Task requirements:
Select the lines of the records containing the word "проселочной" and list them.

Task inputs:

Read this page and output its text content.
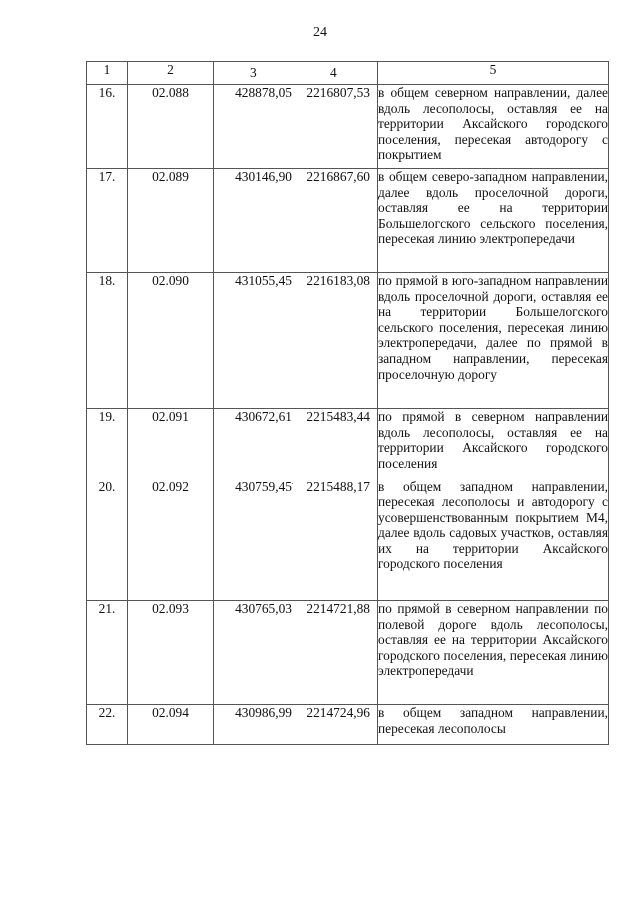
24
1	2	3 4	5
16.	02.088	428878,05 2216807,53	в общем северном направлении, далее вдоль лесополосы, оставляя ее на территории Аксайского городского поселения, пересекая автодорогу с покрытием

17.	02.089	430146,90 2216867,60	в общем северо-западном направлении, далее вдоль проселочной дороги, оставляя ее на территории Большелогского сельского поселения, пересекая линию электропередачи

18.	02.090	431055,45 2216183,08	по прямой в юго-западном направлении вдоль проселочной дороги, оставляя ее на территории Большелогского сельского поселения, пересекая линию электропередачи, далее по прямой в западном направлении, пересекая проселочную дорогу

19.	02.091	430672,61 2215483,44	по прямой в северном направлении вдоль лесополосы, оставляя ее на территории Аксайского городского поселения

20.	02.092	430759,45 2215488,17	в общем западном направлении, пересекая лесополосы и автодорогу с усовершенствованным покрытием М4, далее вдоль садовых участков, оставляя их на территории Аксайского городского поселения

21.	02.093	430765,03 2214721,88	по прямой в северном направлении по полевой дороге вдоль лесополосы, оставляя ее на территории Аксайского городского поселения, пересекая линию электропередачи

22.	02.094	430986,99 2214724,96	в общем западном направлении, пересекая лесополосы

Result:
17.	02.089	430146,90 2216867,60	в общем северо-западном направлении, далее вдоль проселочной дороги, оставляя ее на территории Большелогского сельского поселения, пересекая линию электропередачи
18.	02.090	431055,45 2216183,08	по прямой в юго-западном направлении вдоль проселочной дороги, оставляя ее на территории Большелогского сельского поселения, пересекая линию электропередачи, далее по прямой в западном направлении, пересекая проселочную дорогу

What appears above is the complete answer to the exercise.